§ **Job**:
Pick out the lines in the listing below that contain the word "title" and copy them.

====== Task inputs ======

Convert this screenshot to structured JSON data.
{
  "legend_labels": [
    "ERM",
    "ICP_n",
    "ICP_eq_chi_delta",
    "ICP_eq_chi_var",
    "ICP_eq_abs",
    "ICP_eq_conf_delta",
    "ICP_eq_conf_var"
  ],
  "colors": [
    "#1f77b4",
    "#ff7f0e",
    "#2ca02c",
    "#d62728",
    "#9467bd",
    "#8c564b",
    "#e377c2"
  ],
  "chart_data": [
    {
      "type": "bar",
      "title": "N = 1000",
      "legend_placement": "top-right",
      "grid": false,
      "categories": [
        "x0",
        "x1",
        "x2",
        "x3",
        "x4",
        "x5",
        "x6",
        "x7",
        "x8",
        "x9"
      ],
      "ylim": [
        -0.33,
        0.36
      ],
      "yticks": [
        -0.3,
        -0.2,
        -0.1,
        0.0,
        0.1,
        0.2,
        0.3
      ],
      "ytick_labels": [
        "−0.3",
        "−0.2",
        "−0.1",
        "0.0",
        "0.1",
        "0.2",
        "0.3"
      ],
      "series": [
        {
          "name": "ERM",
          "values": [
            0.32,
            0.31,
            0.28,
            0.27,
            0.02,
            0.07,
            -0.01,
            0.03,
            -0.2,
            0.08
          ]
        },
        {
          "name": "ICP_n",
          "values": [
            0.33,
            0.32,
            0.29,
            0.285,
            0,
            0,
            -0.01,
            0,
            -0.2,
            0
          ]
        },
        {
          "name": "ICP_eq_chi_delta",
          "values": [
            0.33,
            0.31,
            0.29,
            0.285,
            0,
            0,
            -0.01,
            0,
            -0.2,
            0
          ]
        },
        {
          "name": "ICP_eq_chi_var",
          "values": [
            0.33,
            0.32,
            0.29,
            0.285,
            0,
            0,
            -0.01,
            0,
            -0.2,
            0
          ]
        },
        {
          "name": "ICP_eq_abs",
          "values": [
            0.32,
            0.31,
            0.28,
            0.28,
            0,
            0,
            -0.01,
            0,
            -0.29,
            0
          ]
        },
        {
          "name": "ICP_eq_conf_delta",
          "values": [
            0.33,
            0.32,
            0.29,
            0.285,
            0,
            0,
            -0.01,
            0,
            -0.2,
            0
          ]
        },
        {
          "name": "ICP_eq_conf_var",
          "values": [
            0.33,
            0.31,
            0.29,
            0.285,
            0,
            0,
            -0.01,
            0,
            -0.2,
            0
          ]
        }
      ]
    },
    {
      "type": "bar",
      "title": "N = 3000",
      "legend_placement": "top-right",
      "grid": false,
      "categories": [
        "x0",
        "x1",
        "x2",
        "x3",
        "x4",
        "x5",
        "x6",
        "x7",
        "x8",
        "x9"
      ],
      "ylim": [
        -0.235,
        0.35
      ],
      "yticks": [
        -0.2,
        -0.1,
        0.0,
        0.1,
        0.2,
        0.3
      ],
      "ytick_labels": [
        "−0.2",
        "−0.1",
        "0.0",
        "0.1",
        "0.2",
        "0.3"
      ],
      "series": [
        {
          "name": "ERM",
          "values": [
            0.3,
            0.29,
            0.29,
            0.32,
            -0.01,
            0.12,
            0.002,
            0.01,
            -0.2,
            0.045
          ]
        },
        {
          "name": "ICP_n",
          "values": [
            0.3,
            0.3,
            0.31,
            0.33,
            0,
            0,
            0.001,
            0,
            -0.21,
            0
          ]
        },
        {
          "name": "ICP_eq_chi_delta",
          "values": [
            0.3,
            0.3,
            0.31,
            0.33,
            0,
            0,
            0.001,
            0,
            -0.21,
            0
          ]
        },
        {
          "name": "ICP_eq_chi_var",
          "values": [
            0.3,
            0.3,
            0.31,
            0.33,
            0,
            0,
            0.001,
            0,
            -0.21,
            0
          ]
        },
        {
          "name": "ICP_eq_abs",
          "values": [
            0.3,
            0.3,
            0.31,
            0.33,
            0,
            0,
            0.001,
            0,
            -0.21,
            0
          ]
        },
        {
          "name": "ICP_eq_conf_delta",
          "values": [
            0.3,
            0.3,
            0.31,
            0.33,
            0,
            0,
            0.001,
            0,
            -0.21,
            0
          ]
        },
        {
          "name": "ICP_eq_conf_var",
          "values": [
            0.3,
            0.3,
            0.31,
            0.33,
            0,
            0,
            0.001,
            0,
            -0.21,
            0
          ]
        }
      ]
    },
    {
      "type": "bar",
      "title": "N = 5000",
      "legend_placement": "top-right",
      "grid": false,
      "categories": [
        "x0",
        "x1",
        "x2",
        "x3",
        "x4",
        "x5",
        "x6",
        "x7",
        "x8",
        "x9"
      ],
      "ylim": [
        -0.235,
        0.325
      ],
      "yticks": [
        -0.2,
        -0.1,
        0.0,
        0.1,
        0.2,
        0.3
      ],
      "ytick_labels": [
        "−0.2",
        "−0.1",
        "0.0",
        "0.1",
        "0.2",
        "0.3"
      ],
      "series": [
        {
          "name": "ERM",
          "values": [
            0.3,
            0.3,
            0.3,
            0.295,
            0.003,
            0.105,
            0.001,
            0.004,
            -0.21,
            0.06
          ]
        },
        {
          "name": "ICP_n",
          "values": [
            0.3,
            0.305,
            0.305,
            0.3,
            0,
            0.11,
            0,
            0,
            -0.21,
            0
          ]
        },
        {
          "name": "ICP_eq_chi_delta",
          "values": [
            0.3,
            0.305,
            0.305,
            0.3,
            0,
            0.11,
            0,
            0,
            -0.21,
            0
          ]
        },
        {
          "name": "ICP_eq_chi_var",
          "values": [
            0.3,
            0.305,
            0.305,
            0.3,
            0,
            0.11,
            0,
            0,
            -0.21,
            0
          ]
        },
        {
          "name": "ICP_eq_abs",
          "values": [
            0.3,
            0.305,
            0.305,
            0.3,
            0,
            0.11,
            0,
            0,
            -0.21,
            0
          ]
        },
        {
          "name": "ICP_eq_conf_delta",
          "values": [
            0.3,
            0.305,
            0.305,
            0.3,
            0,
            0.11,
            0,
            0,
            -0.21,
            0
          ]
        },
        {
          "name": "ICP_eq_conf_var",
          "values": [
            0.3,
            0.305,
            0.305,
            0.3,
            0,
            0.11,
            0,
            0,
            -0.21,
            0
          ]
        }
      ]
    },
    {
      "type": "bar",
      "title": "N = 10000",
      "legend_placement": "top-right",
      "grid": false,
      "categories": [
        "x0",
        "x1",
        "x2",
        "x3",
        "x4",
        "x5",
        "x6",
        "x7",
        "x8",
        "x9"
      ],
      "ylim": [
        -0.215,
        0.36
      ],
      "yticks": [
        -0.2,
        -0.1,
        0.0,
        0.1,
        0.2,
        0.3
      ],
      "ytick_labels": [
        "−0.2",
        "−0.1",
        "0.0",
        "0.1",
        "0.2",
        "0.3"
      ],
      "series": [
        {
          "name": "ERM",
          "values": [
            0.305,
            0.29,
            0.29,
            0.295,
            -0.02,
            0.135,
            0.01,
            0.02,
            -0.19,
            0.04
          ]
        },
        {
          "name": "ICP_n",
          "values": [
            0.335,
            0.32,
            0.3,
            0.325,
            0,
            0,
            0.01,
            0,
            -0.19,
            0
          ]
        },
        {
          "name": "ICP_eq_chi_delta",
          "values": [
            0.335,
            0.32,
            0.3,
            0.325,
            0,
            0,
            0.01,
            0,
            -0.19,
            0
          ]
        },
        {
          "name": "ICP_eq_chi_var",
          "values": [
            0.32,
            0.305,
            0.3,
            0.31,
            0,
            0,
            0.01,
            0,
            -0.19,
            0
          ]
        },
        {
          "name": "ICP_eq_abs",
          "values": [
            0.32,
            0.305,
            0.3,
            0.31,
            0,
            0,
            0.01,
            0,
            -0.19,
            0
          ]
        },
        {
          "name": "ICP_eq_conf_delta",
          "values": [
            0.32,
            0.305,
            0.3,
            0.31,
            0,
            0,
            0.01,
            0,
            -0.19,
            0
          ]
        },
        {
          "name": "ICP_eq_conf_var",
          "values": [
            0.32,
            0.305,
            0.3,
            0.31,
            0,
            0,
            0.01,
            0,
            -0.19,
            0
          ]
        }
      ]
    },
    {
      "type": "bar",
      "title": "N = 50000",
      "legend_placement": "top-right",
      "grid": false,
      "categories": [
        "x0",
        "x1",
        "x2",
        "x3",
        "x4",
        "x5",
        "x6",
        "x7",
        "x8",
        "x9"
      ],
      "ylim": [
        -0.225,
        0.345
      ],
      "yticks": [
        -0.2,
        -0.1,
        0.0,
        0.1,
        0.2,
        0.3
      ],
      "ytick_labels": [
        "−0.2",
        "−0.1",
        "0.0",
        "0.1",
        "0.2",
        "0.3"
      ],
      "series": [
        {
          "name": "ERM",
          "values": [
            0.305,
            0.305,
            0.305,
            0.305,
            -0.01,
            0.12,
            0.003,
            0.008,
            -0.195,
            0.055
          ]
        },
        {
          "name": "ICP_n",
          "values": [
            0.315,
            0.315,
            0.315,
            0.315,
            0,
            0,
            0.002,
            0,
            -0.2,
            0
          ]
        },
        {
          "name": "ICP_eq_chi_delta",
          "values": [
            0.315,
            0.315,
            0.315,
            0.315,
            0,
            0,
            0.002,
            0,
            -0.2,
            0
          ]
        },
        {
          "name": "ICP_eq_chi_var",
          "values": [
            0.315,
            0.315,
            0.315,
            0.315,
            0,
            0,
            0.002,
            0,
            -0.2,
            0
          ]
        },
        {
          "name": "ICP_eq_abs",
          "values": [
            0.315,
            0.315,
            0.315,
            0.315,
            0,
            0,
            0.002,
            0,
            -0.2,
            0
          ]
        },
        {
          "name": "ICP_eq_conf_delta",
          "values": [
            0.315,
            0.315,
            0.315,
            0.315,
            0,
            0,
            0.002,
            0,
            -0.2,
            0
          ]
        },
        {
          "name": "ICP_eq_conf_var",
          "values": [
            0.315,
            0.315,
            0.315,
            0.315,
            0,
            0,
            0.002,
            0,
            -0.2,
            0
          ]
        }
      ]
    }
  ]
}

======

§ **Solution for this exercise**:
      "title": "N = 1000",
      "title": "N = 3000",
      "title": "N = 5000",
      "title": "N = 10000",
      "title": "N = 50000",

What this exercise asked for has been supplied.